TASK SET
[a] In the forum thread on binding forward lean below, condense the paragraph beginning "I've been riding for 20 days" into a short bulleted list that keeps its main facts.
[b] Write the next part of the forum thread on binding forward lean below, picking up where it stops.

SOURCE DOCUMENT
-------------------------

# Am I relying on binding's High Back too much?



## iMachi (Jan 2, 2022)

I've been riding for 20 days. Since the first day of riding I put my forward lean to max. I can ride blue without any trouble. And some easier black diamond as well. One thing I still couldn't do until today is stand up strap into binding.. I tried lowering my forward lean down a notch. (there is 6 notch for my union binding). Then finally I can stand up strap-in easier. I put my forward lean now to 4/6, and I can stand up strap in with no problem anymore. However, I noticed I can't heelside turn as good anymore. It feels so unresponsive, and I start to catch a lot of edge. This bothers me a lot because I see most ppl have way less forward lean than I do. And I thought to myself have I been riding wrong this whole time? How are people making turns so good with so little forward lean. I think what I've been doing with heelside turn these whole time is lowering my butt down and shift my weight onto the high back. Is this wrong? I mean yea I'm pretty sure it is since this doesn't work anymore after I lower the forward lean lol


----------



## Manicmouse (Apr 7, 2014)

As a beginner I wouldn’t push your high backs forward at all.

Can you post a video of your riding?


----------



## Radialhead (Jan 3, 2018)

-------------------------

DATA
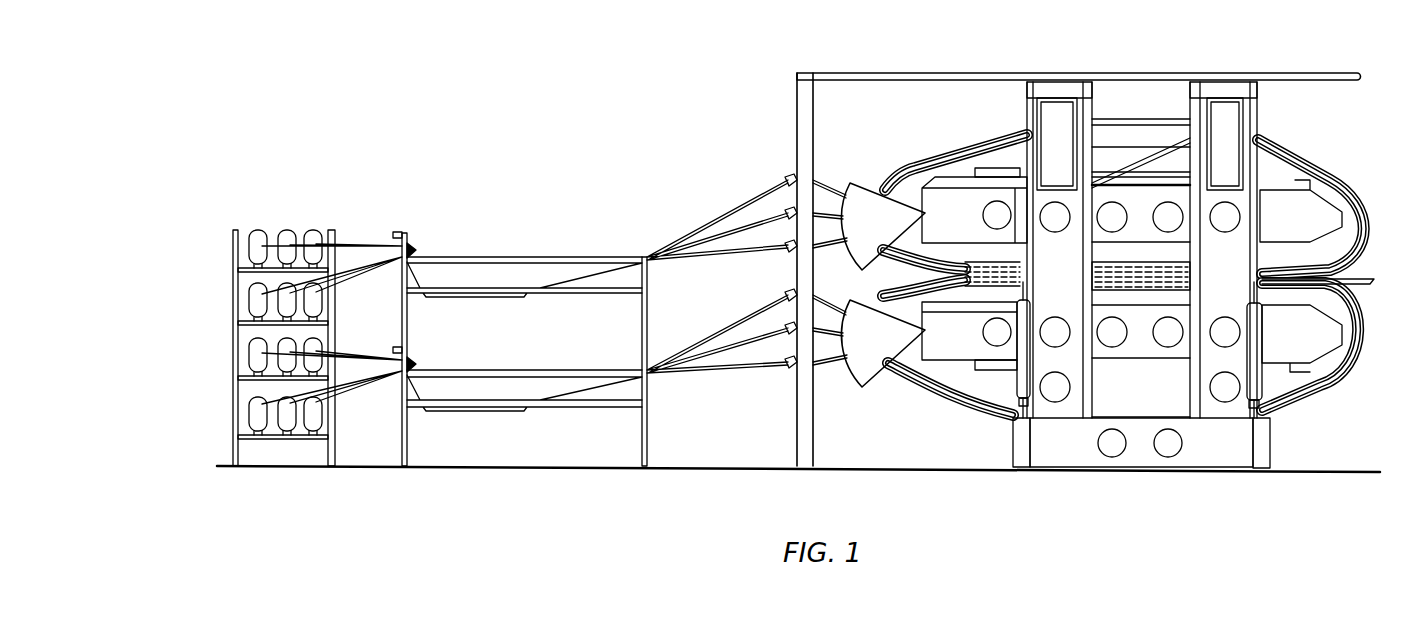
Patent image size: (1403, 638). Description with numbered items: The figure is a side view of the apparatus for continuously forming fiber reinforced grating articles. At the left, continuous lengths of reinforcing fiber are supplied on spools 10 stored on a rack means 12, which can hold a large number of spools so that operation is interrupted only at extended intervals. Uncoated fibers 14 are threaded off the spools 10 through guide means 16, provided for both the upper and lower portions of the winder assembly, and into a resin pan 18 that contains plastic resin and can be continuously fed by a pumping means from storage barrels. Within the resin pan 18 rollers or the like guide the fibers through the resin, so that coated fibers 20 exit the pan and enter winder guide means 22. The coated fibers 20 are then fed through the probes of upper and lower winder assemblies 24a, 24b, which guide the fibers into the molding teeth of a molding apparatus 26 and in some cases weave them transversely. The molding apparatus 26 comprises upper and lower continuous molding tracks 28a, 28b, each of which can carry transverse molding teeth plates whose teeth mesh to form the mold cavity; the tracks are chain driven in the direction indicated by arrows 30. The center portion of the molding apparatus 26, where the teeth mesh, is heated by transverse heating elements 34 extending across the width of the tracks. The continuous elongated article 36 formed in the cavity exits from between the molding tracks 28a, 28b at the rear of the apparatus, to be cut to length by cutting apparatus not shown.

-------------------------

OUTPUTS IN ORDER
[a]
- Has been riding for 20 days, with forward lean set to maximum since the first day.
- Can ride blue runs without trouble and some easier black diamonds.
- Until now could not strap into the binding while standing up.
- Lowered the forward lean on the Union binding, which has 6 notches, to 4/6, and can now strap in standing with no problem.
- Heelside turns now feel unresponsive, and catching an edge happens a lot.
- Notes that most people use far less forward lean and wonders how they turn so well.
- Thinks the heelside technique so far has been lowering the butt and shifting weight onto the high back, and suspects this is wrong because it no longer works with less lean.

[b]
It's just the way it works. It's much easier to engage the heel edge with forward lean using the highbacks because physics (leverage). You can still do that, but your knees need to be further back over the heel edge, which means you're leaning more 'off' the board, which means you need to be going faster to stop you falling on your back, because... physics. So you need to play around with bending your knees more, lifting the toe edge and using your front knee to engage the edge. Have a look at Malcolm Moore's videos on YouTube.


----------



## easyrider16 (Sep 28, 2020)

I have learned to set my highbacks by placing the boot in the binding and lining up the highback with the natural forward lean of the boot. More than that and you create too much pressure back there, less than that and you get balance issues. I think the highback is more about helping you balance as it is naturally much easier to balance on your toe side than your heel side due to anatomy.

In any case, yes I think you need to work on your technique. The pressure on the edge from your heel side turns should come primarily from the weight in your heel, not from the leverage you get from the highback. Sticking your butt out is not how you should think about a heel side turn. You should think about applying pressure to the heel side by rocking your feet onto your heels and pressing into your heels. This works best with bent knees in an athletic stance, which often results in your butt sticking out, but not always (depending on your position, the terrain, etc).


----------



## MrDavey2Shoes (Mar 5, 2018)

As you advance you’ll find that carving is more to do with fore/aft movement than heel toe movement. People put too much thought into forward lean. Most id suggest would be to match the contour of your boot.


----------



## wrathfuldeity (Oct 5, 2007)

A test to answer your question of relying on the highbacks.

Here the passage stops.